[DATA TO USE]:
━━━━

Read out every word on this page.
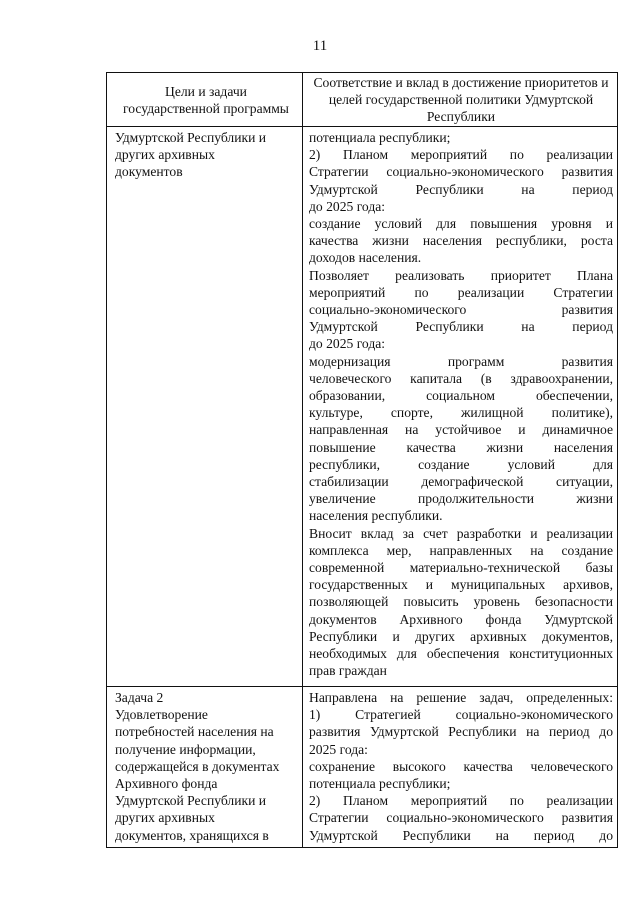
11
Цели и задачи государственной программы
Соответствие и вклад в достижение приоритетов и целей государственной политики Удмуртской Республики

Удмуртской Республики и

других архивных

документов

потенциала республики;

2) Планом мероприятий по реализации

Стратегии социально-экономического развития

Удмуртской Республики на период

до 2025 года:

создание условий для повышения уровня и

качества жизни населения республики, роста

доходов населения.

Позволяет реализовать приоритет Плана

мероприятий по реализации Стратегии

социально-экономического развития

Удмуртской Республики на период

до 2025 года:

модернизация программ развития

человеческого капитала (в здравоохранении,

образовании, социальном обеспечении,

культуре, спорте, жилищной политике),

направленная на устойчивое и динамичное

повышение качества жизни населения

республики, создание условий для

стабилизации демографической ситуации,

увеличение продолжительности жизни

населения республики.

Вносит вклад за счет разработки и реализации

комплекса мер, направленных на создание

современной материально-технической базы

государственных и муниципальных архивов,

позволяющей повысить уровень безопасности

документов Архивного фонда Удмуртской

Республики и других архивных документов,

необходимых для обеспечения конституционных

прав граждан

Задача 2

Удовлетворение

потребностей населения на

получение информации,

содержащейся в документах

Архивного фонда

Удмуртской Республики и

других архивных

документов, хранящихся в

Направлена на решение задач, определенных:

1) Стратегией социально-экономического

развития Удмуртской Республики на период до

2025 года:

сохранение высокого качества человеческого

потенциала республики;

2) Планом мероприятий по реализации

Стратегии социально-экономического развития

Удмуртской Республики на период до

━━━━

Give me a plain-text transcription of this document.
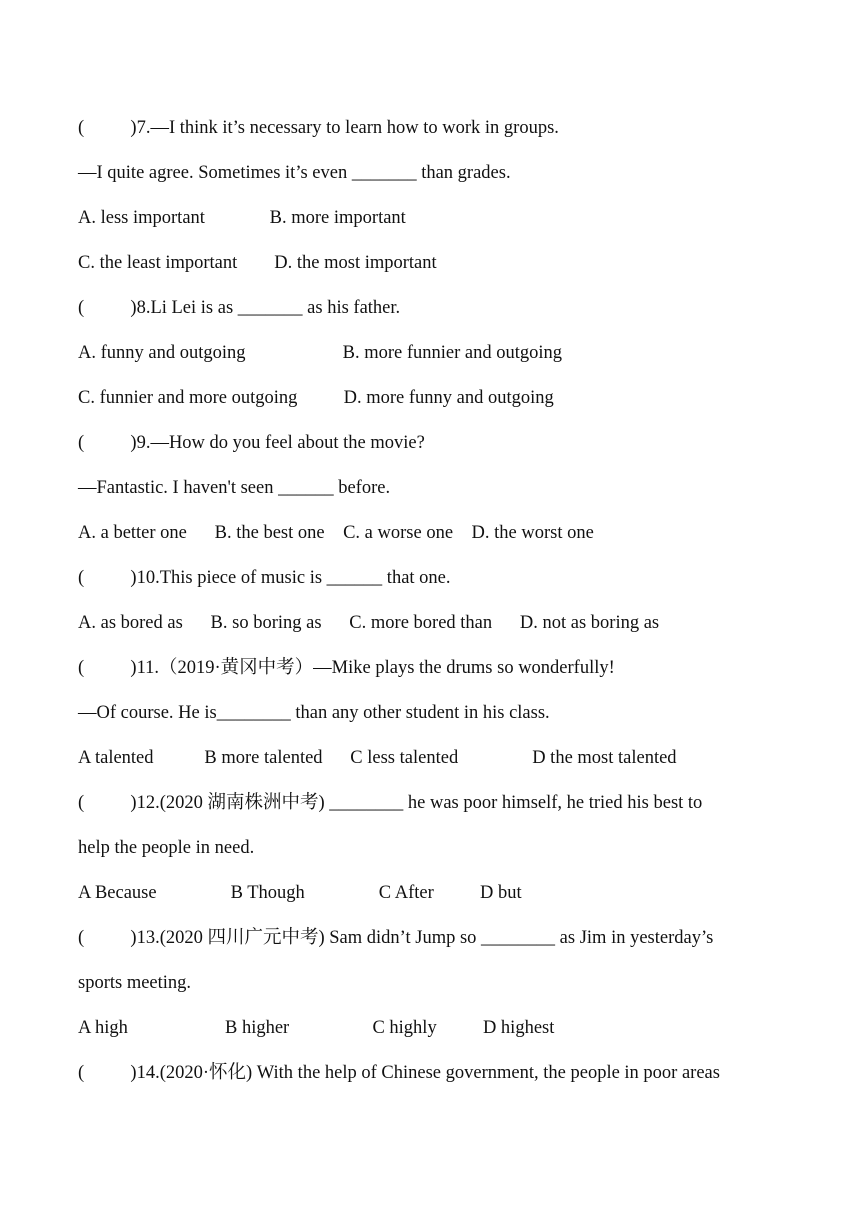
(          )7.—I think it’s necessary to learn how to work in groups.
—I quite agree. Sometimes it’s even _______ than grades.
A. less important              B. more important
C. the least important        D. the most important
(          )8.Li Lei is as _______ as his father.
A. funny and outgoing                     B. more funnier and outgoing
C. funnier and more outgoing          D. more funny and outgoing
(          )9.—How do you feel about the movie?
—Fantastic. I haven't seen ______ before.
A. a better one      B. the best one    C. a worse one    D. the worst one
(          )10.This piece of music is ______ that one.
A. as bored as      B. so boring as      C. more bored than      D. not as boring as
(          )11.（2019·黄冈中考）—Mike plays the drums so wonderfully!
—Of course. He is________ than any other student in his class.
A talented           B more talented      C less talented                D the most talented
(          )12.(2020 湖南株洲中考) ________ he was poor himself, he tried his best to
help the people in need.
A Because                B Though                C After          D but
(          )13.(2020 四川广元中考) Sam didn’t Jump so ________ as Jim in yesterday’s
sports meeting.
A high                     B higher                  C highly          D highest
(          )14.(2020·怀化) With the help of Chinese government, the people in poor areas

━━━━

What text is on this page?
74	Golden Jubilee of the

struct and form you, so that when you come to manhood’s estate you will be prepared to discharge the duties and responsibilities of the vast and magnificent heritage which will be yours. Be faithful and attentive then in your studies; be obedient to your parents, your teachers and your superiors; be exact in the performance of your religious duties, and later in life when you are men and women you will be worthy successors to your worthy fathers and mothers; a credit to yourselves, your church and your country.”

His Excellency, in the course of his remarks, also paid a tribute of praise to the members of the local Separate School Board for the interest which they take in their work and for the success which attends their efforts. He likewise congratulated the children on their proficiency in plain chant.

━━━━

[EXERCISE BRIEF]: Pull every line holding "документов" out of the records.

[EXERCISE RESULT]:
документов
документов Архивного фонда Удмуртской
Республики и других архивных документов,
документов, хранящихся в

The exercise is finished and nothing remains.